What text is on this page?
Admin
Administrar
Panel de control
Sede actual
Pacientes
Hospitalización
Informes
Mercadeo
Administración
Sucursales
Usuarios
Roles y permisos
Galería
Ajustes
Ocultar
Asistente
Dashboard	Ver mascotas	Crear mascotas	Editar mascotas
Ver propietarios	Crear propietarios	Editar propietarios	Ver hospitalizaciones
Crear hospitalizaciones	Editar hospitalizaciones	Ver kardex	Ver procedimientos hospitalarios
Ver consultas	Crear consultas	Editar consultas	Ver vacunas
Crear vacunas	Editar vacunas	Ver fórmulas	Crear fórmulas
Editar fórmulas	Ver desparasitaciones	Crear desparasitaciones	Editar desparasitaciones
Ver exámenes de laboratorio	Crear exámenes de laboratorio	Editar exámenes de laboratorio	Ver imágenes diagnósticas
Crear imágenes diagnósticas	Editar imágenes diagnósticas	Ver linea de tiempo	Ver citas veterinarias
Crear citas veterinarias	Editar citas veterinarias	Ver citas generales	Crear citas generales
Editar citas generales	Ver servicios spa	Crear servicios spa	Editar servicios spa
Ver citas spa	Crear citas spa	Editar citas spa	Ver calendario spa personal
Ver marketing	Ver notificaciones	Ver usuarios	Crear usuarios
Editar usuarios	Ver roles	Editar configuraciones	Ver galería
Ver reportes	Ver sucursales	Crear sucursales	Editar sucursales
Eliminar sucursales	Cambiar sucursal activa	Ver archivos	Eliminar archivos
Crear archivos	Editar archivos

__To do__.
Please give all the entries above again, exactly as they stand.

__Output of the exercise__.
What text is on this page?
Admin
Administrar
Panel de control
Sede actual
Pacientes
Hospitalización
Informes
Mercadeo
Administración
Sucursales
Usuarios
Roles y permisos
Galería
Ajustes
Ocultar
Asistente
Dashboard	Ver mascotas	Crear mascotas	Editar mascotas
Ver propietarios	Crear propietarios	Editar propietarios	Ver hospitalizaciones
Crear hospitalizaciones	Editar hospitalizaciones	Ver kardex	Ver procedimientos hospitalarios
Ver consultas	Crear consultas	Editar consultas	Ver vacunas
Crear vacunas	Editar vacunas	Ver fórmulas	Crear fórmulas
Editar fórmulas	Ver desparasitaciones	Crear desparasitaciones	Editar desparasitaciones
Ver exámenes de laboratorio	Crear exámenes de laboratorio	Editar exámenes de laboratorio	Ver imágenes diagnósticas
Crear imágenes diagnósticas	Editar imágenes diagnósticas	Ver linea de tiempo	Ver citas veterinarias
Crear citas veterinarias	Editar citas veterinarias	Ver citas generales	Crear citas generales
Editar citas generales	Ver servicios spa	Crear servicios spa	Editar servicios spa
Ver citas spa	Crear citas spa	Editar citas spa	Ver calendario spa personal
Ver marketing	Ver notificaciones	Ver usuarios	Crear usuarios
Editar usuarios	Ver roles	Editar configuraciones	Ver galería
Ver reportes	Ver sucursales	Crear sucursales	Editar sucursales
Eliminar sucursales	Cambiar sucursal activa	Ver archivos	Eliminar archivos
Crear archivos	Editar archivos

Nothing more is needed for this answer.